╭──
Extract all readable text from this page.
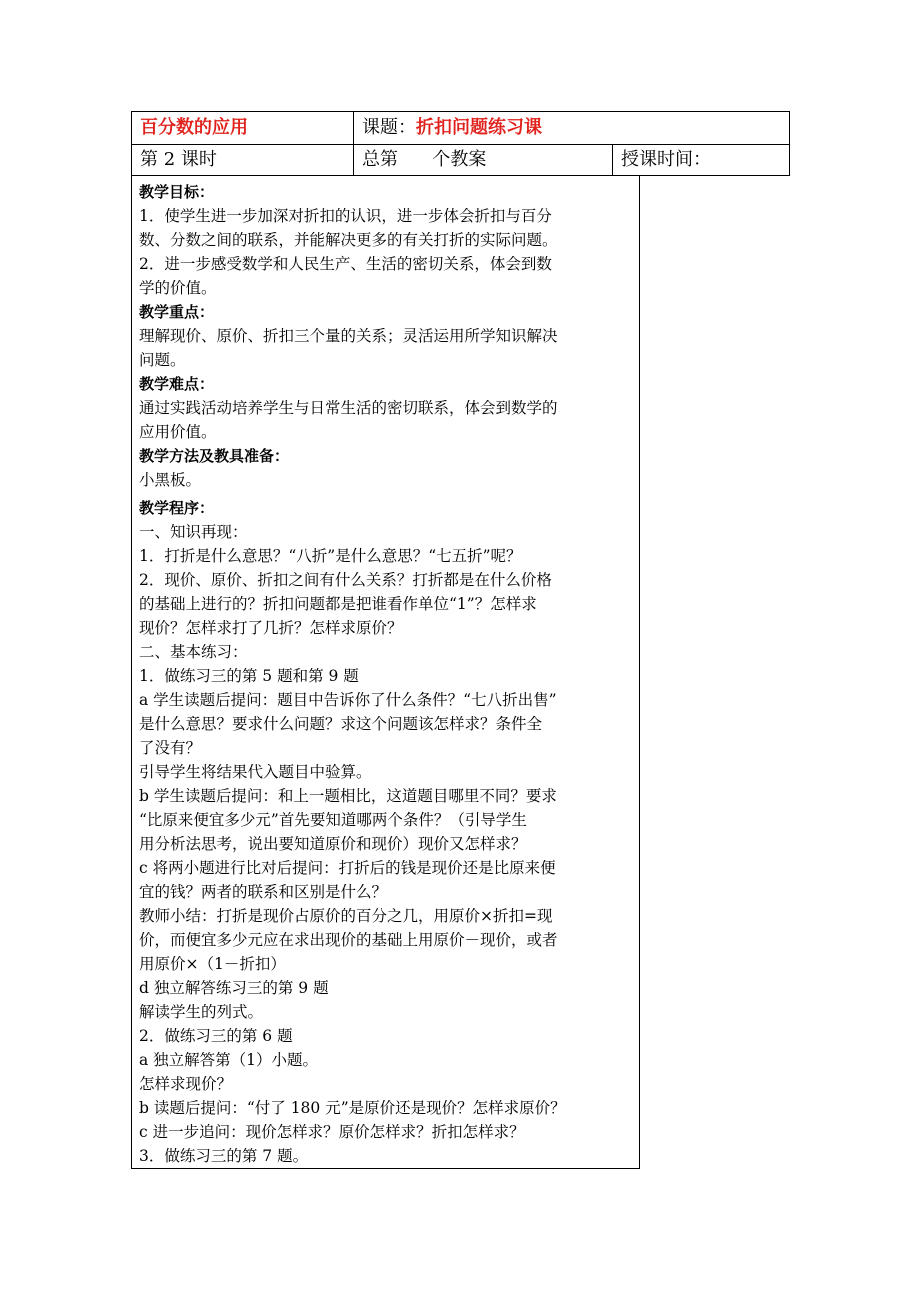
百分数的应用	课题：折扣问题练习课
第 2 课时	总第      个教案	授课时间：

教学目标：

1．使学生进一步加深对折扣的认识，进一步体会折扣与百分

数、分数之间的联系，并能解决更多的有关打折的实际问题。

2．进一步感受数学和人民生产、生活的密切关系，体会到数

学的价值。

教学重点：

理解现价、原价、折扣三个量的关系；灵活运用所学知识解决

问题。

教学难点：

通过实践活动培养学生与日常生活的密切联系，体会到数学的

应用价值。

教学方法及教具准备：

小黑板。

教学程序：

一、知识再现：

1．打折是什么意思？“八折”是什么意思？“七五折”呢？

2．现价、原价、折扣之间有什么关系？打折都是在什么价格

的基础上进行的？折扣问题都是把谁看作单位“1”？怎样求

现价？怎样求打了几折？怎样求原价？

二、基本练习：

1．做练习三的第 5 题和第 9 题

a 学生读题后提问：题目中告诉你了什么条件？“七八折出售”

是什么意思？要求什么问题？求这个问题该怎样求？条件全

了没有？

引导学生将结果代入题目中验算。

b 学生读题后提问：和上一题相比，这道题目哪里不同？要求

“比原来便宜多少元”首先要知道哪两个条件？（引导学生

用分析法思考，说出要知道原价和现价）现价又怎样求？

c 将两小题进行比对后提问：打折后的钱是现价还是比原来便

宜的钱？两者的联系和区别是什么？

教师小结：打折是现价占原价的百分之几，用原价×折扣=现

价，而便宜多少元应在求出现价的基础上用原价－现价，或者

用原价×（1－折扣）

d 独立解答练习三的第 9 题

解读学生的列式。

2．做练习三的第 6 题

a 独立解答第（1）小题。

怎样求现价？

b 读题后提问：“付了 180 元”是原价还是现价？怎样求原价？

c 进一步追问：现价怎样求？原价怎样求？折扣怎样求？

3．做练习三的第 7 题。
╰──
╭──
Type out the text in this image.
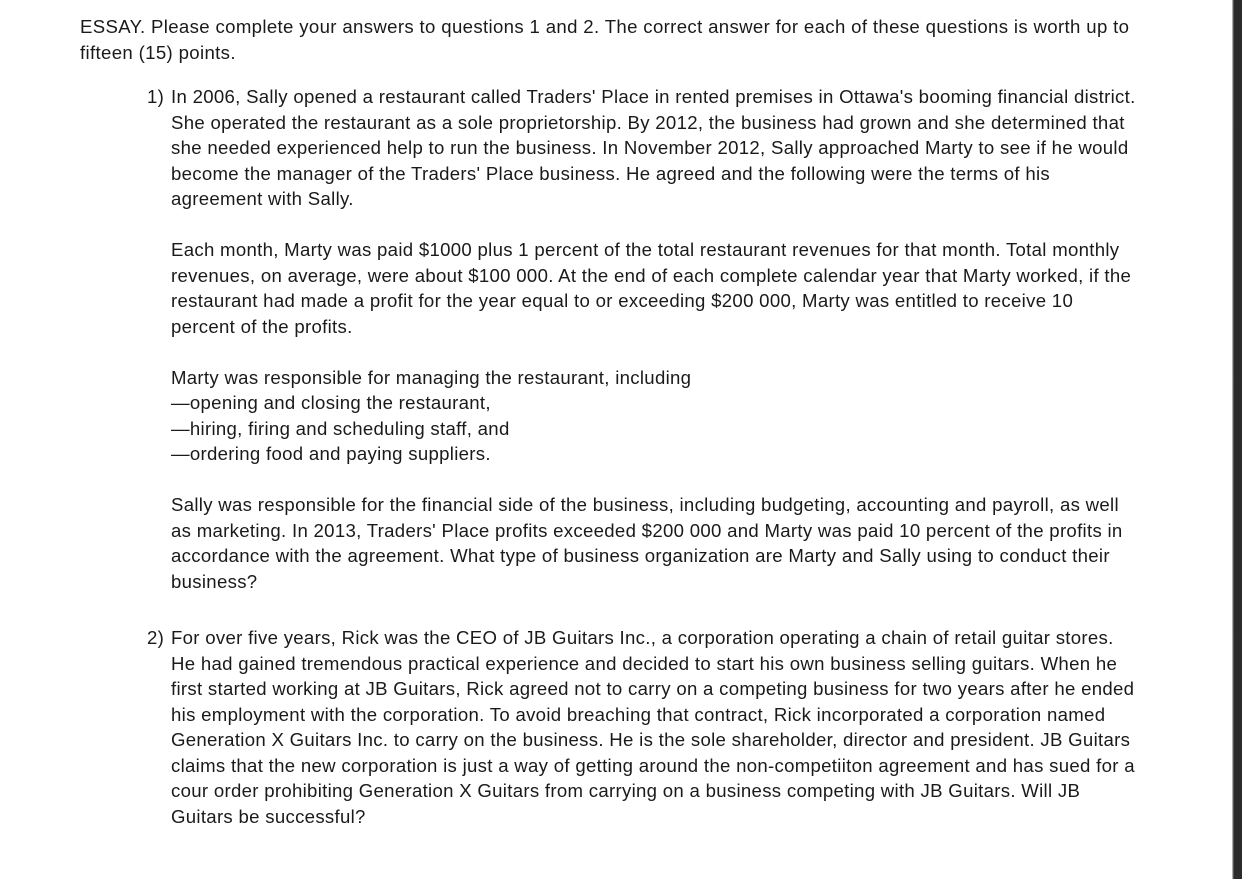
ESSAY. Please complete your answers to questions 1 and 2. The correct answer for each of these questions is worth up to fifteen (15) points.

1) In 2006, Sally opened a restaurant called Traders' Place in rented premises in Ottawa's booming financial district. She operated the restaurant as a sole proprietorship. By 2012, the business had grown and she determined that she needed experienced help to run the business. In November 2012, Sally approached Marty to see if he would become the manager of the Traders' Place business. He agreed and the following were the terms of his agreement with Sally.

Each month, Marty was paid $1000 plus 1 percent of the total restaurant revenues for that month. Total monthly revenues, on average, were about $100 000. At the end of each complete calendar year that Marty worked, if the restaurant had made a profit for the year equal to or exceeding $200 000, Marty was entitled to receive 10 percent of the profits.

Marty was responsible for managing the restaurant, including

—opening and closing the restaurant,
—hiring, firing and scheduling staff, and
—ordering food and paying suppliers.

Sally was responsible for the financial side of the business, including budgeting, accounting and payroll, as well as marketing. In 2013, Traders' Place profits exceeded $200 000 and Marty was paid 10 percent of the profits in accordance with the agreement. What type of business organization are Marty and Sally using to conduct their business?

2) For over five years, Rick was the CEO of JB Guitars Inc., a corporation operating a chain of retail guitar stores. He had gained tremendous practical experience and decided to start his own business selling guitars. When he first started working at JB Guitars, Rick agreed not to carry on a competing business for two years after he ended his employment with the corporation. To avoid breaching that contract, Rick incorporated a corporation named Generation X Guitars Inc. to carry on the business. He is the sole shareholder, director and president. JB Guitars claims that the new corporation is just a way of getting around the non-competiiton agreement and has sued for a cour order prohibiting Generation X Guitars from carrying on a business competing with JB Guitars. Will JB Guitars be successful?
╰──
Given request: Within the listing above, copy each line that has the string "是什么意思".

Correct result:
1．打折是什么意思？“八折”是什么意思？“七五折”呢？
是什么意思？要求什么问题？求这个问题该怎样求？条件全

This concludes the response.